>>

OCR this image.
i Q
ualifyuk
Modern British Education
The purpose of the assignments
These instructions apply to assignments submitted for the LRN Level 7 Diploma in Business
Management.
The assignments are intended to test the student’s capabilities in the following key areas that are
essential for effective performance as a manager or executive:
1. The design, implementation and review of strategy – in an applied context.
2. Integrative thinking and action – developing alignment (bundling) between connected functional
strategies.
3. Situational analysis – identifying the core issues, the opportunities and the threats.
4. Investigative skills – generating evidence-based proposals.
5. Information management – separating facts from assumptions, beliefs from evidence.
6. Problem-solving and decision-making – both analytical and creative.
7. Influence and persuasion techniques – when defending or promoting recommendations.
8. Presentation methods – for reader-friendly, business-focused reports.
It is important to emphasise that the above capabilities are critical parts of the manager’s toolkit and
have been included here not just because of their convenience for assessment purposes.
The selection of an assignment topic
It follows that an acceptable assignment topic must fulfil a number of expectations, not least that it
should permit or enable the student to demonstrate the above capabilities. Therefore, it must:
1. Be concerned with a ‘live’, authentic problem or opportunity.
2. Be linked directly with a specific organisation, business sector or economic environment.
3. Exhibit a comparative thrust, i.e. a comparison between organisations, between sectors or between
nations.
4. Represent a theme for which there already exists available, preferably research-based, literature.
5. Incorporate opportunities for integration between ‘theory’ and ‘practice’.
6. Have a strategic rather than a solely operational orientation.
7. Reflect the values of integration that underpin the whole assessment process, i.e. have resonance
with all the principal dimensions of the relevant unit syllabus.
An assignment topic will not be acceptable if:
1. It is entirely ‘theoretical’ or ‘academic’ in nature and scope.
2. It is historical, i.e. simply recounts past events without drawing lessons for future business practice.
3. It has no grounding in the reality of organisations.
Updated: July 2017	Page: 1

<<

**EXERCISE AIM**
Identify the lines that contain the string "integration", and copy every one of them.

**FULL RESPONSE**
5. Incorporate opportunities for integration between ‘theory’ and ‘practice’.
7. Reflect the values of integration that underpin the whole assessment process, i.e. have resonance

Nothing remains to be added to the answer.